*SUPPLIED RECORDS*.
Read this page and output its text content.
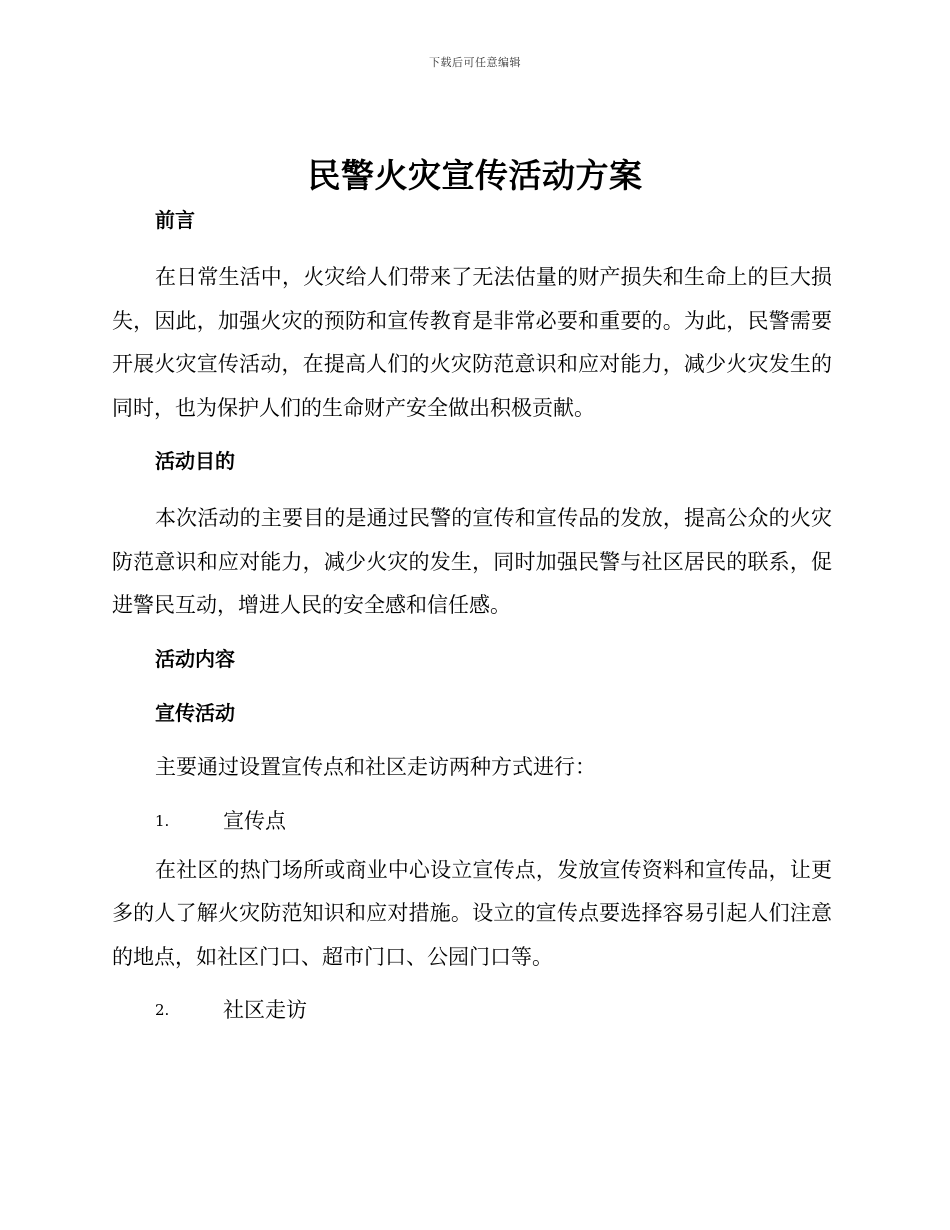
下载后可任意编辑
民警火灾宣传活动方案
前言

在日常生活中，火灾给人们带来了无法估量的财产损失和生命上的巨大损失，因此，加强火灾的预防和宣传教育是非常必要和重要的。为此，民警需要开展火灾宣传活动，在提高人们的火灾防范意识和应对能力，减少火灾发生的同时，也为保护人们的生命财产安全做出积极贡献。

活动目的

本次活动的主要目的是通过民警的宣传和宣传品的发放，提高公众的火灾防范意识和应对能力，减少火灾的发生，同时加强民警与社区居民的联系，促进警民互动，增进人民的安全感和信任感。

活动内容
宣传活动
主要通过设置宣传点和社区走访两种方式进行：
1.	宣传点

在社区的热门场所或商业中心设立宣传点，发放宣传资料和宣传品，让更多的人了解火灾防范知识和应对措施。设立的宣传点要选择容易引起人们注意的地点，如社区门口、超市门口、公园门口等。

2.	社区走访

*TASK*.
Copy every record above exactly, leaving out the pictures.

*TASK SOLUTION*.
Read this page and output its text content.
下载后可任意编辑
民警火灾宣传活动方案
前言

在日常生活中，火灾给人们带来了无法估量的财产损失和生命上的巨大损失，因此，加强火灾的预防和宣传教育是非常必要和重要的。为此，民警需要开展火灾宣传活动，在提高人们的火灾防范意识和应对能力，减少火灾发生的同时，也为保护人们的生命财产安全做出积极贡献。

活动目的

本次活动的主要目的是通过民警的宣传和宣传品的发放，提高公众的火灾防范意识和应对能力，减少火灾的发生，同时加强民警与社区居民的联系，促进警民互动，增进人民的安全感和信任感。

活动内容
宣传活动
主要通过设置宣传点和社区走访两种方式进行：
1.	宣传点

在社区的热门场所或商业中心设立宣传点，发放宣传资料和宣传品，让更多的人了解火灾防范知识和应对措施。设立的宣传点要选择容易引起人们注意的地点，如社区门口、超市门口、公园门口等。

2.	社区走访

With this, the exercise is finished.